SOURCE DATA:
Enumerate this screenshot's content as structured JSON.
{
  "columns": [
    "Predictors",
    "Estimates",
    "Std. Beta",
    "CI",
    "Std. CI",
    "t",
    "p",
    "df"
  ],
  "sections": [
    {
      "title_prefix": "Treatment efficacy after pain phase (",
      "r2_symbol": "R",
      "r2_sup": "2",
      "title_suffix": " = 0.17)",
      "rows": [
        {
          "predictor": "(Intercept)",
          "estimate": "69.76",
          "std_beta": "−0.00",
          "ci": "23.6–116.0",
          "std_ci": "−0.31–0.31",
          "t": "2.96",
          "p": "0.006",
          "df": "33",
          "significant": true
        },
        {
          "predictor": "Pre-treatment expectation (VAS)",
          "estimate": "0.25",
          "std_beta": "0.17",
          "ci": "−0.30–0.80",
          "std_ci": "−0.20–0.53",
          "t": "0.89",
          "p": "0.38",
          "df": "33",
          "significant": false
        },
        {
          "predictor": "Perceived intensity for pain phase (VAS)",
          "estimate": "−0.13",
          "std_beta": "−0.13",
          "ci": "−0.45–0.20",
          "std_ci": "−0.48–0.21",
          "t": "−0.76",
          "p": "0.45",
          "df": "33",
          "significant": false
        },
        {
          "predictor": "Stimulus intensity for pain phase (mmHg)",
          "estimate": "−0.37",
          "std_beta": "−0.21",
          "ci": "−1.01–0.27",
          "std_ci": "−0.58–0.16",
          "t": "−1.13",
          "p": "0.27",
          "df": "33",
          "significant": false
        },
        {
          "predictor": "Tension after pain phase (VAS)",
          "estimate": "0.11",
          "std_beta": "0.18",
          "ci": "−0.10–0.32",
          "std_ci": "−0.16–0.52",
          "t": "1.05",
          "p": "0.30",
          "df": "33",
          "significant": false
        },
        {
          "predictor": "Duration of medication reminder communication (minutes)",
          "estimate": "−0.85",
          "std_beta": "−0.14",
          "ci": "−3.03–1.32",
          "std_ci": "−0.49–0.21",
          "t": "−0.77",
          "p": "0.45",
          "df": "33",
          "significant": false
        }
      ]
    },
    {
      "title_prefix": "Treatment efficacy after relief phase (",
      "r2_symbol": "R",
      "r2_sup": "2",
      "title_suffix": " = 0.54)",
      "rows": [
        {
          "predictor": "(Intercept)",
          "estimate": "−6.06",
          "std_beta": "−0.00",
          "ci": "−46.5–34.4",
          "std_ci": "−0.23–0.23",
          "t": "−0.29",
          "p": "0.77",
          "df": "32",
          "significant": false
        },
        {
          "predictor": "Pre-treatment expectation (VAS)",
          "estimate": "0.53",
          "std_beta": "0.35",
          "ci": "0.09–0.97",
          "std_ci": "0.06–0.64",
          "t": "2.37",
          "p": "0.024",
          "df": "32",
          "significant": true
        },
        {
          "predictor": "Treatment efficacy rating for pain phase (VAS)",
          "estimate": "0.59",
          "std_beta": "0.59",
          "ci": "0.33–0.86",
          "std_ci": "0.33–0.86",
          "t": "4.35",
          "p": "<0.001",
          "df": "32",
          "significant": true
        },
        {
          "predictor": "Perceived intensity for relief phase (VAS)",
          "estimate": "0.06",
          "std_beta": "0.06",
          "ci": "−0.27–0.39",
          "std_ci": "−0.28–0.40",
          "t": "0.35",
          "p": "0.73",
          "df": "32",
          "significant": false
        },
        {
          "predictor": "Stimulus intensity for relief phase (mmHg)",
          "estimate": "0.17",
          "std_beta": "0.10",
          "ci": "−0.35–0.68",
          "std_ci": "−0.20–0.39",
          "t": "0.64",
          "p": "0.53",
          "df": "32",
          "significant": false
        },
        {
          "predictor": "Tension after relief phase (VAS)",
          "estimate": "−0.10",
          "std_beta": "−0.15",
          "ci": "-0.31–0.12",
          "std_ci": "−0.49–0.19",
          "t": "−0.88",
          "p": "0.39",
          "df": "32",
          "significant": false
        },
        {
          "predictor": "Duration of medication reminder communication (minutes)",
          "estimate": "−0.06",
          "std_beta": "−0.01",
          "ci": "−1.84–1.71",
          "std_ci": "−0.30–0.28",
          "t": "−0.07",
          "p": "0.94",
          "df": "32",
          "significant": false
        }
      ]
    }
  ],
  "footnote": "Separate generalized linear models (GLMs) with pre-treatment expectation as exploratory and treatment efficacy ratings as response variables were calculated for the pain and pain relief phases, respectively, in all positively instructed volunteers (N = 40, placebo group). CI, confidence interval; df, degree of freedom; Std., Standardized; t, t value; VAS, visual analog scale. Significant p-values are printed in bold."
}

EXERCISE OBJECTIVE: From the records above, extract every entry exactly as given.

ANSWER TO THE PROBLEM:
Enumerate this screenshot's content as structured JSON.
{
  "columns": [
    "Predictors",
    "Estimates",
    "Std. Beta",
    "CI",
    "Std. CI",
    "t",
    "p",
    "df"
  ],
  "sections": [
    {
      "title_prefix": "Treatment efficacy after pain phase (",
      "r2_symbol": "R",
      "r2_sup": "2",
      "title_suffix": " = 0.17)",
      "rows": [
        {
          "predictor": "(Intercept)",
          "estimate": "69.76",
          "std_beta": "−0.00",
          "ci": "23.6–116.0",
          "std_ci": "−0.31–0.31",
          "t": "2.96",
          "p": "0.006",
          "df": "33",
          "significant": true
        },
        {
          "predictor": "Pre-treatment expectation (VAS)",
          "estimate": "0.25",
          "std_beta": "0.17",
          "ci": "−0.30–0.80",
          "std_ci": "−0.20–0.53",
          "t": "0.89",
          "p": "0.38",
          "df": "33",
          "significant": false
        },
        {
          "predictor": "Perceived intensity for pain phase (VAS)",
          "estimate": "−0.13",
          "std_beta": "−0.13",
          "ci": "−0.45–0.20",
          "std_ci": "−0.48–0.21",
          "t": "−0.76",
          "p": "0.45",
          "df": "33",
          "significant": false
        },
        {
          "predictor": "Stimulus intensity for pain phase (mmHg)",
          "estimate": "−0.37",
          "std_beta": "−0.21",
          "ci": "−1.01–0.27",
          "std_ci": "−0.58–0.16",
          "t": "−1.13",
          "p": "0.27",
          "df": "33",
          "significant": false
        },
        {
          "predictor": "Tension after pain phase (VAS)",
          "estimate": "0.11",
          "std_beta": "0.18",
          "ci": "−0.10–0.32",
          "std_ci": "−0.16–0.52",
          "t": "1.05",
          "p": "0.30",
          "df": "33",
          "significant": false
        },
        {
          "predictor": "Duration of medication reminder communication (minutes)",
          "estimate": "−0.85",
          "std_beta": "−0.14",
          "ci": "−3.03–1.32",
          "std_ci": "−0.49–0.21",
          "t": "−0.77",
          "p": "0.45",
          "df": "33",
          "significant": false
        }
      ]
    },
    {
      "title_prefix": "Treatment efficacy after relief phase (",
      "r2_symbol": "R",
      "r2_sup": "2",
      "title_suffix": " = 0.54)",
      "rows": [
        {
          "predictor": "(Intercept)",
          "estimate": "−6.06",
          "std_beta": "−0.00",
          "ci": "−46.5–34.4",
          "std_ci": "−0.23–0.23",
          "t": "−0.29",
          "p": "0.77",
          "df": "32",
          "significant": false
        },
        {
          "predictor": "Pre-treatment expectation (VAS)",
          "estimate": "0.53",
          "std_beta": "0.35",
          "ci": "0.09–0.97",
          "std_ci": "0.06–0.64",
          "t": "2.37",
          "p": "0.024",
          "df": "32",
          "significant": true
        },
        {
          "predictor": "Treatment efficacy rating for pain phase (VAS)",
          "estimate": "0.59",
          "std_beta": "0.59",
          "ci": "0.33–0.86",
          "std_ci": "0.33–0.86",
          "t": "4.35",
          "p": "<0.001",
          "df": "32",
          "significant": true
        },
        {
          "predictor": "Perceived intensity for relief phase (VAS)",
          "estimate": "0.06",
          "std_beta": "0.06",
          "ci": "−0.27–0.39",
          "std_ci": "−0.28–0.40",
          "t": "0.35",
          "p": "0.73",
          "df": "32",
          "significant": false
        },
        {
          "predictor": "Stimulus intensity for relief phase (mmHg)",
          "estimate": "0.17",
          "std_beta": "0.10",
          "ci": "−0.35–0.68",
          "std_ci": "−0.20–0.39",
          "t": "0.64",
          "p": "0.53",
          "df": "32",
          "significant": false
        },
        {
          "predictor": "Tension after relief phase (VAS)",
          "estimate": "−0.10",
          "std_beta": "−0.15",
          "ci": "-0.31–0.12",
          "std_ci": "−0.49–0.19",
          "t": "−0.88",
          "p": "0.39",
          "df": "32",
          "significant": false
        },
        {
          "predictor": "Duration of medication reminder communication (minutes)",
          "estimate": "−0.06",
          "std_beta": "−0.01",
          "ci": "−1.84–1.71",
          "std_ci": "−0.30–0.28",
          "t": "−0.07",
          "p": "0.94",
          "df": "32",
          "significant": false
        }
      ]
    }
  ],
  "footnote": "Separate generalized linear models (GLMs) with pre-treatment expectation as exploratory and treatment efficacy ratings as response variables were calculated for the pain and pain relief phases, respectively, in all positively instructed volunteers (N = 40, placebo group). CI, confidence interval; df, degree of freedom; Std., Standardized; t, t value; VAS, visual analog scale. Significant p-values are printed in bold."
}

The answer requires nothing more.